[Source data]
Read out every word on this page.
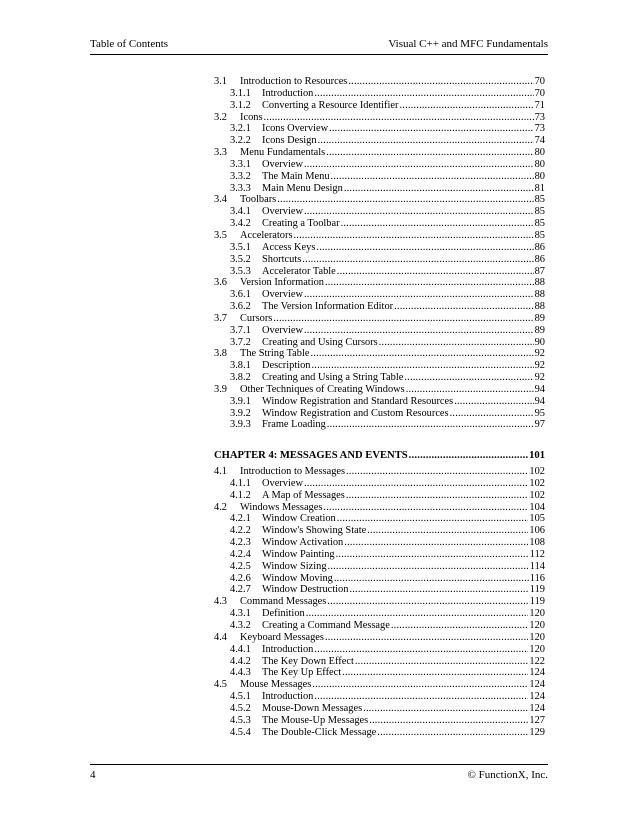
Table of Contents	Visual C++ and MFC Fundamentals
3.1	Introduction to Resources .....	70
3.1.1	Introduction .....	70
3.1.2	Converting a Resource Identifier .....	71
3.2	Icons .....	73
3.2.1	Icons Overview .....	73
3.2.2	Icons Design .....	74
3.3	Menu Fundamentals .....	80
3.3.1	Overview .....	80
3.3.2	The Main Menu .....	80
3.3.3	Main Menu Design .....	81
3.4	Toolbars .....	85
3.4.1	Overview .....	85
3.4.2	Creating a Toolbar .....	85
3.5	Accelerators .....	85
3.5.1	Access Keys .....	86
3.5.2	Shortcuts .....	86
3.5.3	Accelerator Table .....	87
3.6	Version Information .....	88
3.6.1	Overview .....	88
3.6.2	The Version Information Editor .....	88
3.7	Cursors .....	89
3.7.1	Overview .....	89
3.7.2	Creating and Using Cursors .....	90
3.8	The String Table .....	92
3.8.1	Description .....	92
3.8.2	Creating and Using a String Table .....	92
3.9	Other Techniques of Creating Windows .....	94
3.9.1	Window Registration and Standard Resources .....	94
3.9.2	Window Registration and Custom Resources .....	95
3.9.3	Frame Loading .....	97
CHAPTER 4: MESSAGES AND EVENTS .....	101
4.1	Introduction to Messages .....	102
4.1.1	Overview .....	102
4.1.2	A Map of Messages .....	102
4.2	Windows Messages .....	104
4.2.1	Window Creation .....	105
4.2.2	Window's Showing State .....	106
4.2.3	Window Activation .....	108
4.2.4	Window Painting .....	112
4.2.5	Window Sizing .....	114
4.2.6	Window Moving .....	116
4.2.7	Window Destruction .....	119
4.3	Command Messages .....	119
4.3.1	Definition .....	120
4.3.2	Creating a Command Message .....	120
4.4	Keyboard Messages .....	120
4.4.1	Introduction .....	120
4.4.2	The Key Down Effect .....	122
4.4.3	The Key Up Effect .....	124
4.5	Mouse Messages .....	124
4.5.1	Introduction .....	124
4.5.2	Mouse-Down Messages .....	124
4.5.3	The Mouse-Up Messages .....	127
4.5.4	The Double-Click Message .....	129
4	© FunctionX, Inc.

■ **WHAT IS NEEDED**:
The listing above must be printed again exactly, minus its pictures.

■ **SOLUTION FOR THIS TASK**:
Read out every word on this page.
Table of Contents	Visual C++ and MFC Fundamentals
3.1	Introduction to Resources .....	70
3.1.1	Introduction .....	70
3.1.2	Converting a Resource Identifier .....	71
3.2	Icons .....	73
3.2.1	Icons Overview .....	73
3.2.2	Icons Design .....	74
3.3	Menu Fundamentals .....	80
3.3.1	Overview .....	80
3.3.2	The Main Menu .....	80
3.3.3	Main Menu Design .....	81
3.4	Toolbars .....	85
3.4.1	Overview .....	85
3.4.2	Creating a Toolbar .....	85
3.5	Accelerators .....	85
3.5.1	Access Keys .....	86
3.5.2	Shortcuts .....	86
3.5.3	Accelerator Table .....	87
3.6	Version Information .....	88
3.6.1	Overview .....	88
3.6.2	The Version Information Editor .....	88
3.7	Cursors .....	89
3.7.1	Overview .....	89
3.7.2	Creating and Using Cursors .....	90
3.8	The String Table .....	92
3.8.1	Description .....	92
3.8.2	Creating and Using a String Table .....	92
3.9	Other Techniques of Creating Windows .....	94
3.9.1	Window Registration and Standard Resources .....	94
3.9.2	Window Registration and Custom Resources .....	95
3.9.3	Frame Loading .....	97
CHAPTER 4: MESSAGES AND EVENTS .....	101
4.1	Introduction to Messages .....	102
4.1.1	Overview .....	102
4.1.2	A Map of Messages .....	102
4.2	Windows Messages .....	104
4.2.1	Window Creation .....	105
4.2.2	Window's Showing State .....	106
4.2.3	Window Activation .....	108
4.2.4	Window Painting .....	112
4.2.5	Window Sizing .....	114
4.2.6	Window Moving .....	116
4.2.7	Window Destruction .....	119
4.3	Command Messages .....	119
4.3.1	Definition .....	120
4.3.2	Creating a Command Message .....	120
4.4	Keyboard Messages .....	120
4.4.1	Introduction .....	120
4.4.2	The Key Down Effect .....	122
4.4.3	The Key Up Effect .....	124
4.5	Mouse Messages .....	124
4.5.1	Introduction .....	124
4.5.2	Mouse-Down Messages .....	124
4.5.3	The Mouse-Up Messages .....	127
4.5.4	The Double-Click Message .....	129
4	© FunctionX, Inc.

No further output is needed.